>>

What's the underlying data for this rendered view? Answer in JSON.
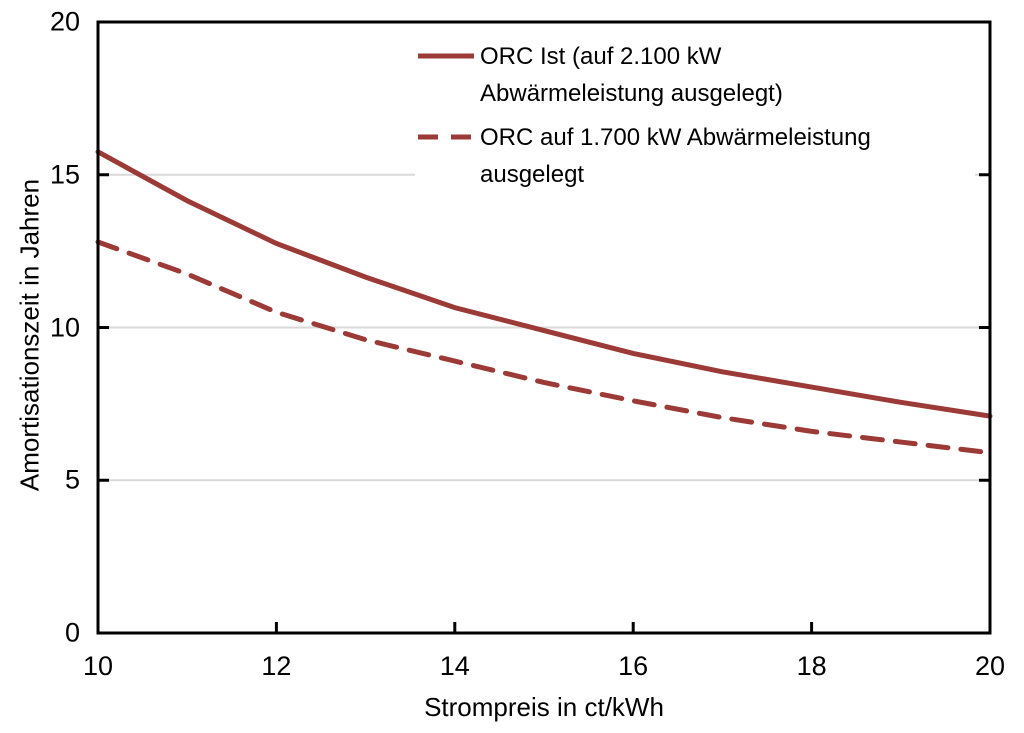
{
  "chart_data": {
    "type": "line",
    "title": "",
    "xlabel": "Strompreis in ct/kWh",
    "ylabel": "Amortisationszeit in Jahren",
    "xlim": [
      10,
      20
    ],
    "ylim": [
      0,
      20
    ],
    "x_tick_labels": [
      "10",
      "12",
      "14",
      "16",
      "18",
      "20"
    ],
    "x_tick_values": [
      10,
      12,
      14,
      16,
      18,
      20
    ],
    "y_tick_labels": [
      "0",
      "5",
      "10",
      "15",
      "20"
    ],
    "y_tick_values": [
      0,
      5,
      10,
      15,
      20
    ],
    "gridlines_y": [
      5,
      10,
      15
    ],
    "inner_ticks_bottom": [
      12,
      14,
      16,
      18
    ],
    "inner_ticks_left": [
      5,
      10,
      15
    ],
    "inner_ticks_right": [
      5,
      10,
      15
    ],
    "grid_on": true,
    "grid_color": "#d9d9d9",
    "axis_color": "#000000",
    "series_color": "#9b3a36",
    "legend_position": "top-right-inside",
    "x": [
      10,
      11,
      12,
      13,
      14,
      15,
      16,
      17,
      18,
      19,
      20
    ],
    "series": [
      {
        "name": "ORC Ist (auf 2.100 kW Abwärmeleistung ausgelegt)",
        "label_lines": [
          "ORC Ist (auf 2.100 kW",
          "Abwärmeleistung ausgelegt)"
        ],
        "style": "solid",
        "values": [
          15.75,
          14.15,
          12.75,
          11.65,
          10.65,
          9.9,
          9.15,
          8.55,
          8.05,
          7.55,
          7.1
        ]
      },
      {
        "name": "ORC auf 1.700 kW Abwärmeleistung ausgelegt",
        "label_lines": [
          "ORC auf 1.700 kW Abwärmeleistung",
          "ausgelegt"
        ],
        "style": "dashed",
        "values": [
          12.8,
          11.75,
          10.5,
          9.6,
          8.9,
          8.2,
          7.6,
          7.05,
          6.6,
          6.25,
          5.9
        ]
      }
    ]
  }
}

<<

What is needed.
In the listing, find all lines with the string "ausgelegt" and copy them.

Solution below.
        "name": "ORC Ist (auf 2.100 kW Abwärmeleistung ausgelegt)",
          "Abwärmeleistung ausgelegt)"
        "name": "ORC auf 1.700 kW Abwärmeleistung ausgelegt",
          "ausgelegt"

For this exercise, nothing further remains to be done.